■ **Required task**
Return the number of lines holding "paragraful", with nothing added.

Data excerpts:
○ ○ ○ ○ ○ ○ ○

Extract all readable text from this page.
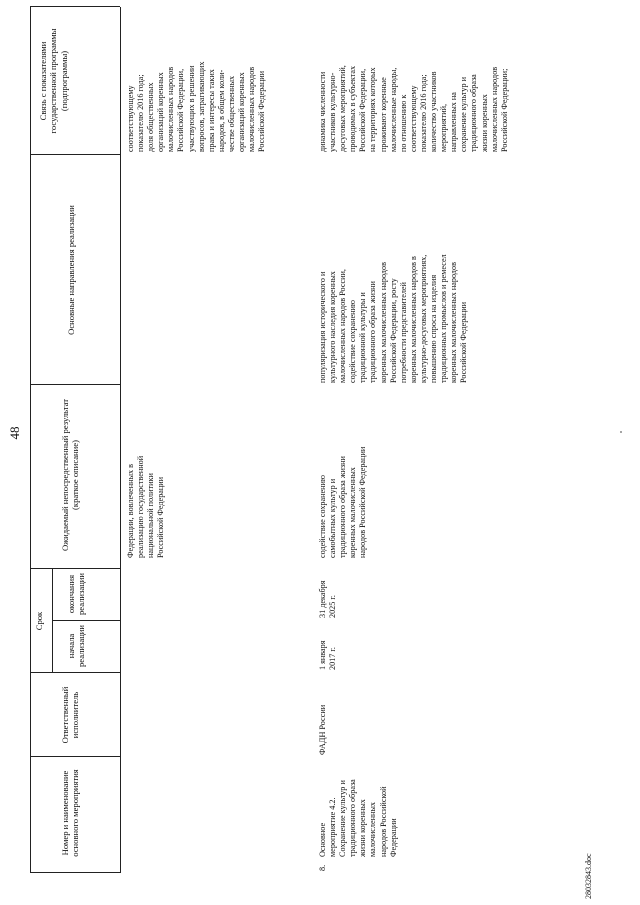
48
Номер и наименование основного мероприятия
Ответственный исполнитель
Срок
начала реализации
окончания реализации
Ожидаемый непосредственный результат (краткое описание)
Основные направления реализации
Связь с показателями государственной программы (подпрограммы)
Федерации, вовлеченных в
реализацию государственной
национальной политики
Российской Федерации
соответствующему
показателю 2016 года;
доля общественных
организаций коренных
малочисленных народов
Российской Федерации,
участвующих в решении
вопросов, затрагивающих
права и интересы таких
народов, в общем коли-
честве общественных
организаций коренных
малочисленных народов
Российской Федерации
8.
Основное
мероприятие 4.2.
Сохранение культур и
традиционного образа
жизни коренных
малочисленных
народов Российской
Федерации
ФАДН России
1 января
2017 г.
31 декабря
2025 г.
содействие сохранению
самобытных культур и
традиционного образа жизни
коренных малочисленных
народов Российской Федерации
популяризация исторического и
культурного наследия коренных
малочисленных народов России,
содействие сохранению
традиционной культуры и
традиционного образа жизни
коренных малочисленных народов
Российской Федерации, росту
потребности представителей
коренных малочисленных народов в
культурно-досуговых мероприятиях,
повышению спроса на изделия
традиционных промыслов и ремесел
коренных малочисленных народов
Российской Федерации
динамика численности
участников культурно-
досуговых мероприятий,
проводимых в субъектах
Российской Федерации,
на территориях которых
проживают коренные
малочисленные народы,
по отношению к
соответствующему
показателю 2016 года;
количество участников
мероприятий,
направленных на
сохранение культур и
традиционного образа
жизни коренных
малочисленных народов
Российской Федерации;
28032843.doc
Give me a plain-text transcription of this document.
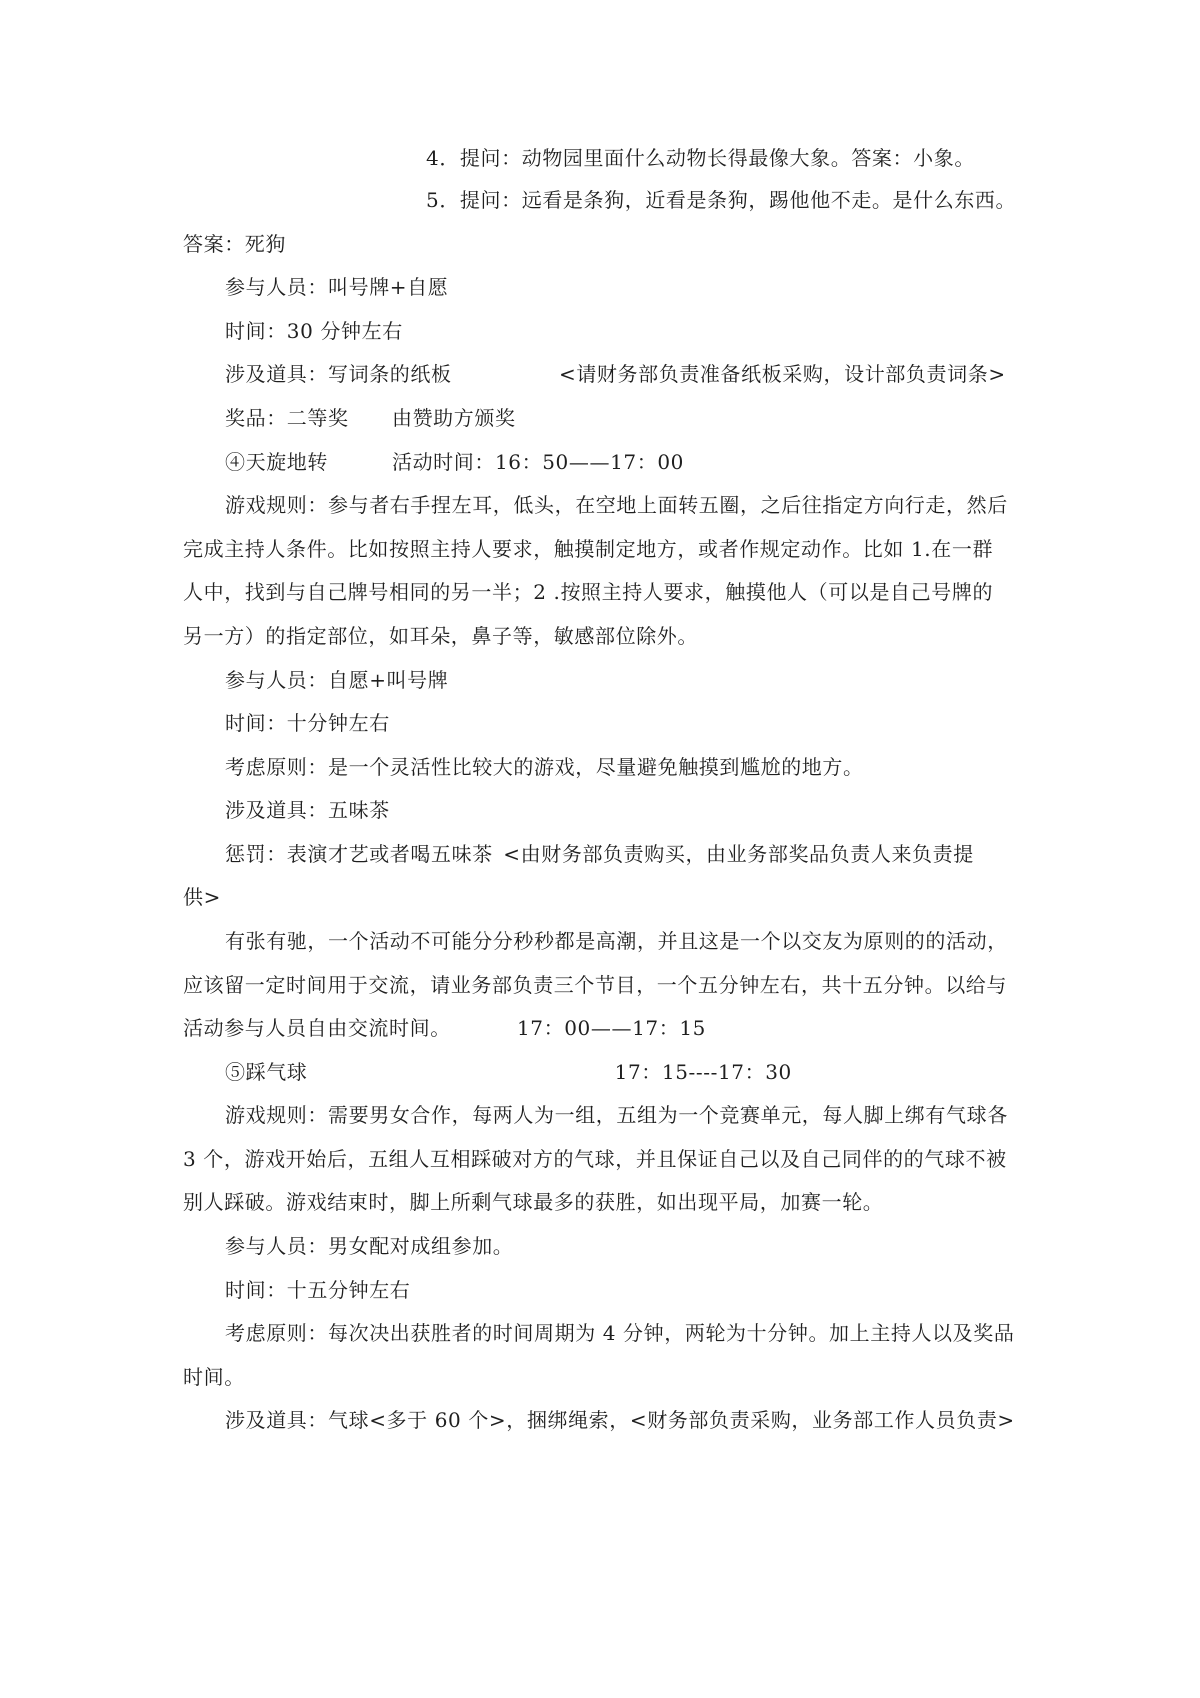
4．提问：动物园里面什么动物长得最像大象。答案：小象。
5．提问：远看是条狗，近看是条狗，踢他他不走。是什么东西。
答案：死狗
参与人员：叫号牌+自愿
时间：30 分钟左右
涉及道具：写词条的纸板		<请财务部负责准备纸板采购，设计部负责词条>
奖品：二等奖	由赞助方颁奖
④天旋地转		活动时间：16：50——17：00
游戏规则：参与者右手捏左耳，低头，在空地上面转五圈，之后往指定方向行走，然后
完成主持人条件。比如按照主持人要求，触摸制定地方，或者作规定动作。比如 1.在一群
人中，找到与自己牌号相同的另一半；2 .按照主持人要求，触摸他人（可以是自己号牌的
另一方）的指定部位，如耳朵，鼻子等，敏感部位除外。
参与人员：自愿+叫号牌
时间：十分钟左右
考虑原则：是一个灵活性比较大的游戏，尽量避免触摸到尴尬的地方。
涉及道具：五味茶
惩罚：表演才艺或者喝五味茶	<由财务部负责购买，由业务部奖品负责人来负责提
供>
有张有驰，一个活动不可能分分秒秒都是高潮，并且这是一个以交友为原则的的活动，
应该留一定时间用于交流，请业务部负责三个节目，一个五分钟左右，共十五分钟。以给与
活动参与人员自由交流时间。		17：00——17：15
⑤踩气球						17：15----17：30
游戏规则：需要男女合作，每两人为一组，五组为一个竞赛单元，每人脚上绑有气球各
3 个，游戏开始后，五组人互相踩破对方的气球，并且保证自己以及自己同伴的的气球不被
别人踩破。游戏结束时，脚上所剩气球最多的获胜，如出现平局，加赛一轮。
参与人员：男女配对成组参加。
时间：十五分钟左右
考虑原则：每次决出获胜者的时间周期为 4 分钟，两轮为十分钟。加上主持人以及奖品
时间。
涉及道具：气球<多于 60 个>，捆绑绳索，<财务部负责采购，业务部工作人员负责>
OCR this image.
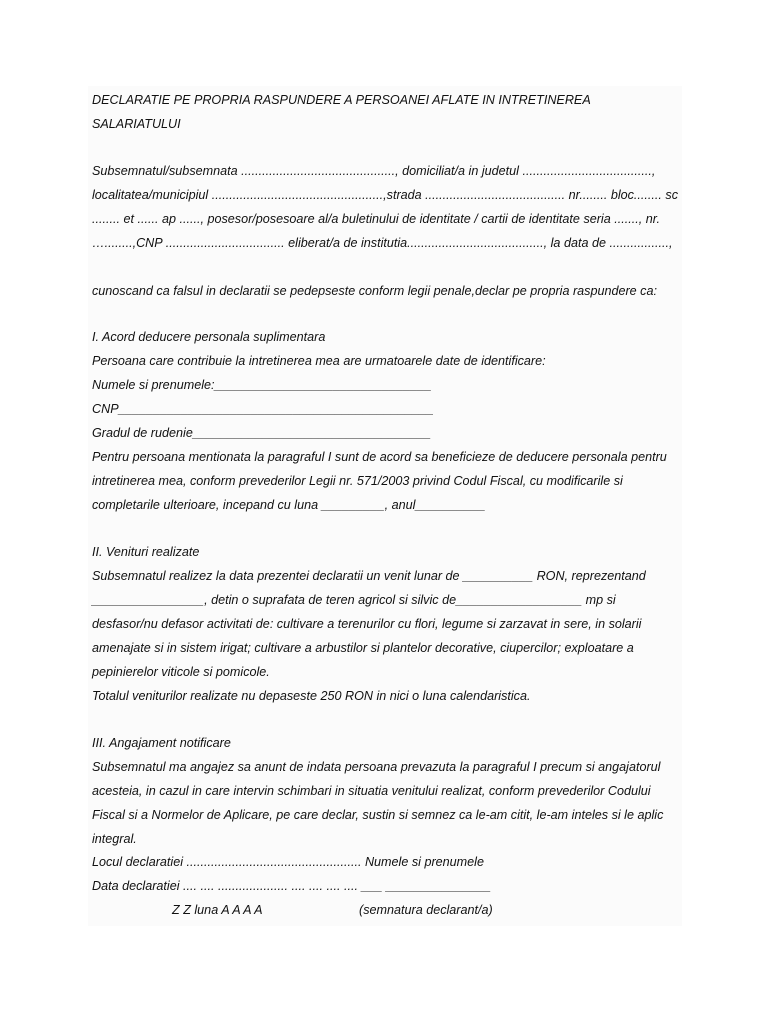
DECLARATIE PE PROPRIA RASPUNDERE A PERSOANEI AFLATE IN INTRETINEREA
SALARIATULUI
Subsemnatul/subsemnata ............................................, domiciliat/a in judetul .....................................,
localitatea/municipiul .................................................,strada ........................................ nr........ bloc........ sc
........ et ...... ap ......, posesor/posesoare al/a buletinului de identitate / cartii de identitate seria ......., nr.
…........,CNP .................................. eliberat/a de institutia......................................., la data de .................,
cunoscand ca falsul in declaratii se pedepseste conform legii penale,declar pe propria raspundere ca:
I. Acord deducere personala suplimentara
Persoana care contribuie la intretinerea mea are urmatoarele date de identificare:
Numele si prenumele:_______________________________
CNP_____________________________________________
Gradul de rudenie__________________________________
Pentru persoana mentionata la paragraful I sunt de acord sa beneficieze de deducere personala pentru
intretinerea mea, conform prevederilor Legii nr. 571/2003 privind Codul Fiscal, cu modificarile si
completarile ulterioare, incepand cu luna _________, anul__________
II. Venituri realizate
Subsemnatul realizez la data prezentei declaratii un venit lunar de __________ RON, reprezentand
________________, detin o suprafata de teren agricol si silvic de__________________ mp si
desfasor/nu defasor activitati de: cultivare a terenurilor cu flori, legume si zarzavat in sere, in solarii
amenajate si in sistem irigat; cultivare a arbustilor si plantelor decorative, ciupercilor; exploatare a
pepinierelor viticole si pomicole.
Totalul veniturilor realizate nu depaseste 250 RON in nici o luna calendaristica.
III. Angajament notificare
Subsemnatul ma angajez sa anunt de indata persoana prevazuta la paragraful I precum si angajatorul
acesteia, in cazul in care intervin schimbari in situatia venitului realizat, conform prevederilor Codului
Fiscal si a Normelor de Aplicare, pe care declar, sustin si semnez ca le-am citit, le-am inteles si le aplic
integral.
Locul declaratiei .................................................. Numele si prenumele
Data declaratiei .... .... .................... .... .... .... .... ___ _______________
Z Z luna A A A A	(semnatura declarant/a)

○ ○ ○ ○ ○ ○ ○

■ **Solution below**
2